• **Directive**: Look through the material below for "applied". Copy every line that contains it.

(Data tied to figure images)
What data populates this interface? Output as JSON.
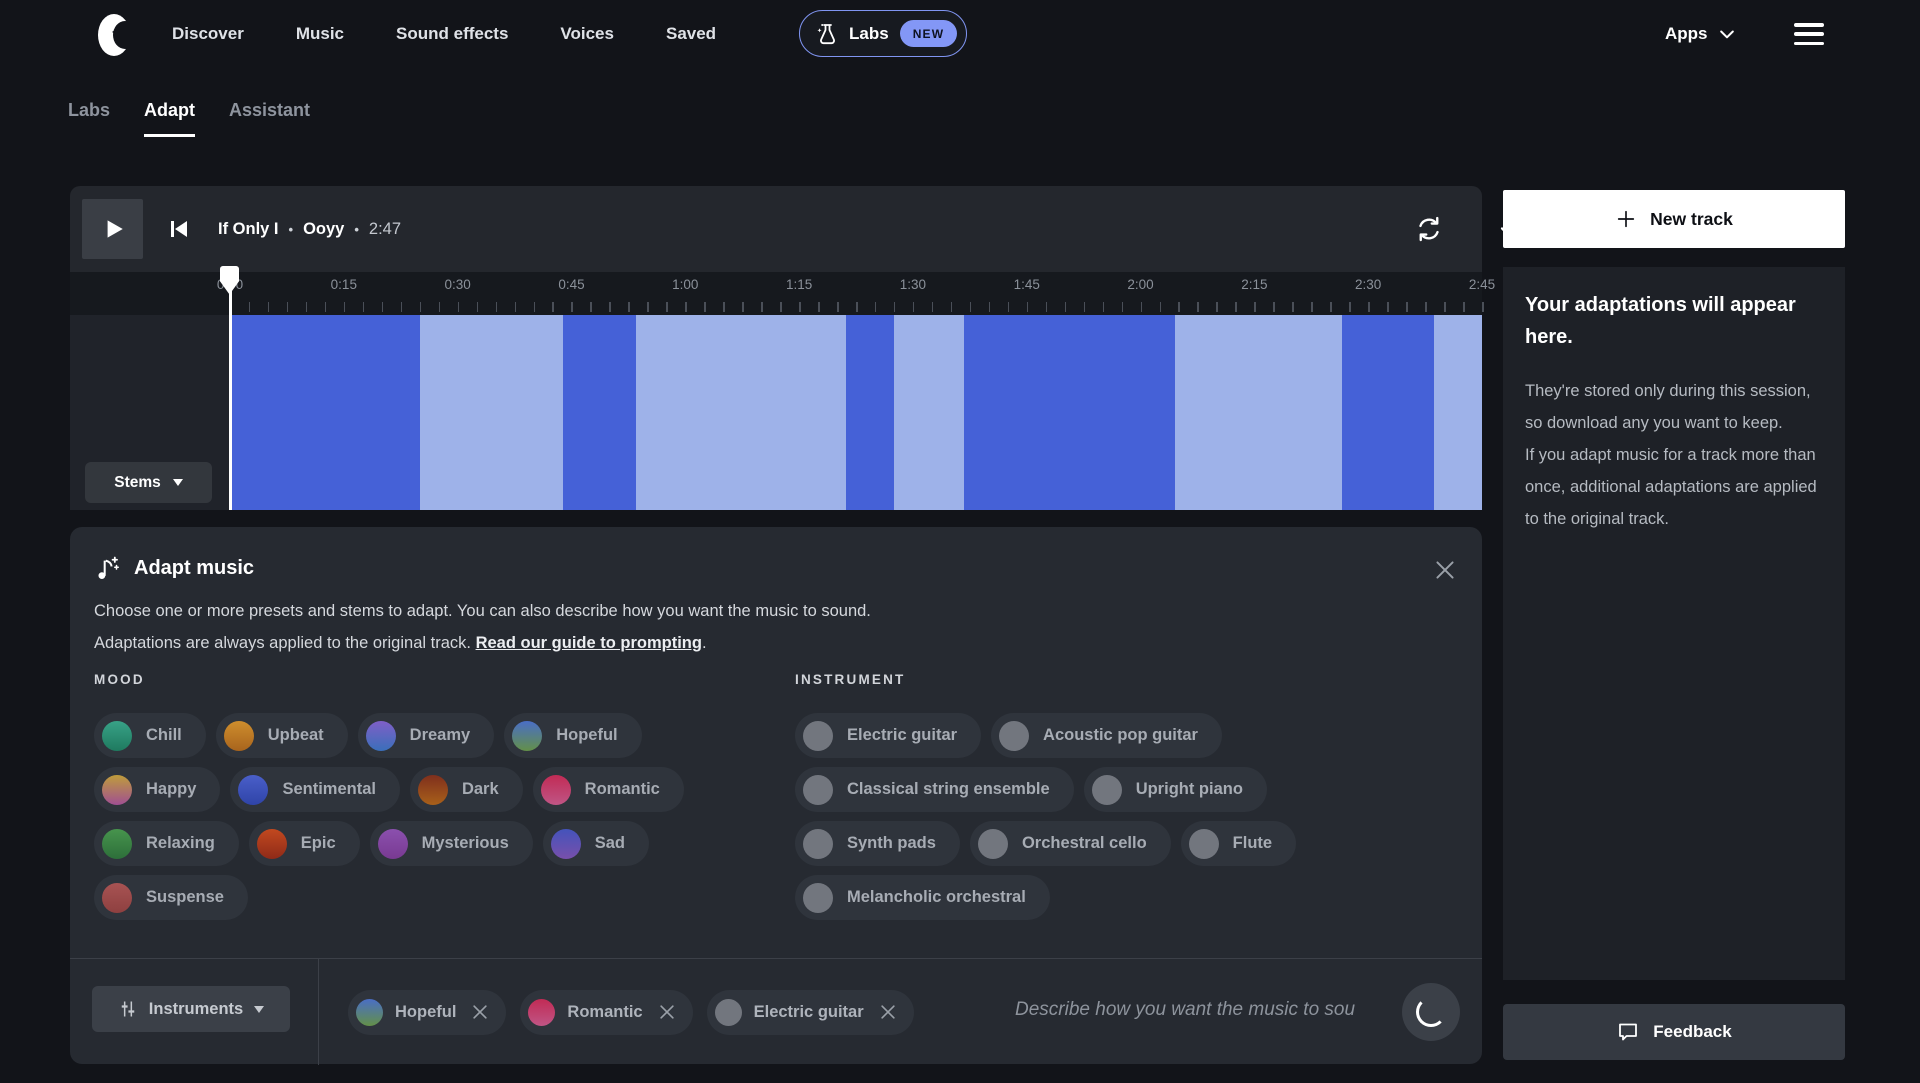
{
  "topnav": {
    "items": [
      "Discover",
      "Music",
      "Sound effects",
      "Voices",
      "Saved"
    ],
    "labs": {
      "label": "Labs",
      "badge": "NEW"
    },
    "apps_label": "Apps"
  },
  "tabs": [
    {
      "label": "Labs",
      "active": false
    },
    {
      "label": "Adapt",
      "active": true
    },
    {
      "label": "Assistant",
      "active": false
    }
  ],
  "player": {
    "track_title": "If Only I",
    "artist": "Ooyy",
    "duration": "2:47",
    "separator": "•",
    "stems_label": "Stems",
    "timeline_labels": [
      "0:00",
      "0:15",
      "0:30",
      "0:45",
      "1:00",
      "1:15",
      "1:30",
      "1:45",
      "2:00",
      "2:15",
      "2:30",
      "2:45"
    ]
  },
  "waveform": {
    "colors": {
      "dark": "#4561d7",
      "light": "#9eb2e9"
    },
    "segments": [
      {
        "shade": "dark",
        "width_pct": 15.2
      },
      {
        "shade": "light",
        "width_pct": 11.4
      },
      {
        "shade": "dark",
        "width_pct": 5.8
      },
      {
        "shade": "light",
        "width_pct": 16.8
      },
      {
        "shade": "dark",
        "width_pct": 3.8
      },
      {
        "shade": "light",
        "width_pct": 5.6
      },
      {
        "shade": "dark",
        "width_pct": 16.9
      },
      {
        "shade": "light",
        "width_pct": 13.3
      },
      {
        "shade": "dark",
        "width_pct": 7.4
      },
      {
        "shade": "light",
        "width_pct": 3.8
      }
    ]
  },
  "adapt_panel": {
    "title": "Adapt music",
    "description_line1": "Choose one or more presets and stems to adapt. You can also describe how you want the music to sound.",
    "description_line2_prefix": "Adaptations are always applied to the original track. ",
    "description_link": "Read our guide to prompting",
    "description_suffix": ".",
    "mood": {
      "label": "MOOD",
      "rows": [
        [
          {
            "label": "Chill",
            "dot": [
              "#38a287",
              "#1f7a5f"
            ]
          },
          {
            "label": "Upbeat",
            "dot": [
              "#cf8e2d",
              "#a8641d"
            ]
          },
          {
            "label": "Dreamy",
            "dot": [
              "#7f5fc7",
              "#3a6fba"
            ]
          },
          {
            "label": "Hopeful",
            "dot": [
              "#4a6ec6",
              "#639049"
            ]
          }
        ],
        [
          {
            "label": "Happy",
            "dot": [
              "#bf9c3b",
              "#a04f92"
            ]
          },
          {
            "label": "Sentimental",
            "dot": [
              "#4a5fc9",
              "#2f44a8"
            ]
          },
          {
            "label": "Dark",
            "dot": [
              "#7f2f1d",
              "#a8601a"
            ]
          },
          {
            "label": "Romantic",
            "dot": [
              "#c12b55",
              "#c05585"
            ]
          }
        ],
        [
          {
            "label": "Relaxing",
            "dot": [
              "#47944d",
              "#2d6f3a"
            ]
          },
          {
            "label": "Epic",
            "dot": [
              "#c2491f",
              "#8f2a18"
            ]
          },
          {
            "label": "Mysterious",
            "dot": [
              "#8b50ae",
              "#793a92"
            ]
          },
          {
            "label": "Sad",
            "dot": [
              "#4453bb",
              "#7850ab"
            ]
          }
        ],
        [
          {
            "label": "Suspense",
            "dot": [
              "#a85353",
              "#8e4040"
            ]
          }
        ]
      ]
    },
    "instrument": {
      "label": "INSTRUMENT",
      "dot_color": "#72767e",
      "rows": [
        [
          "Electric guitar",
          "Acoustic pop guitar"
        ],
        [
          "Classical string ensemble",
          "Upright piano"
        ],
        [
          "Synth pads",
          "Orchestral cello",
          "Flute"
        ],
        [
          "Melancholic orchestral"
        ]
      ]
    },
    "footer": {
      "instruments_button": "Instruments",
      "selected_tags": [
        {
          "label": "Hopeful",
          "dot": [
            "#4a6ec6",
            "#639049"
          ]
        },
        {
          "label": "Romantic",
          "dot": [
            "#c12b55",
            "#c05585"
          ]
        },
        {
          "label": "Electric guitar",
          "dot": "#72767e"
        }
      ],
      "input_placeholder": "Describe how you want the music to sou"
    }
  },
  "sidebar": {
    "new_track_label": "New track",
    "empty_title": "Your adaptations will appear here.",
    "empty_body1": "They're stored only during this session, so download any you want to keep.",
    "empty_body2": "If you adapt music for a track more than once, additional adaptations are applied to the original track.",
    "feedback_label": "Feedback"
  },
  "icons": {
    "logo": "epidemic-sound-logo",
    "labs": "flask-sparkle-icon",
    "apps_chevron": "chevron-down-icon",
    "menu": "hamburger-icon",
    "play": "play-icon",
    "skip_back": "skip-to-start-icon",
    "loop": "sync-arrows-icon",
    "download": "download-arrow-icon",
    "adapt_title": "music-note-sparkle-icon",
    "close": "close-icon",
    "instruments": "mixer-sliders-icon",
    "submit": "loading-spinner",
    "new_track": "plus-icon",
    "feedback": "speech-bubble-icon"
  },
  "colors": {
    "accent_periwinkle": "#8397f6",
    "wave_dark": "#4561d7",
    "wave_light": "#9eb2e9",
    "new_badge_bg": "#8397f6",
    "page_bg": "#121419",
    "panel_bg": "#262a31"
  }
}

• **Correct result**:
    "description_line2_prefix": "Adaptations are always applied to the original track. ",
    "empty_body2": "If you adapt music for a track more than once, additional adaptations are applied to the original track.",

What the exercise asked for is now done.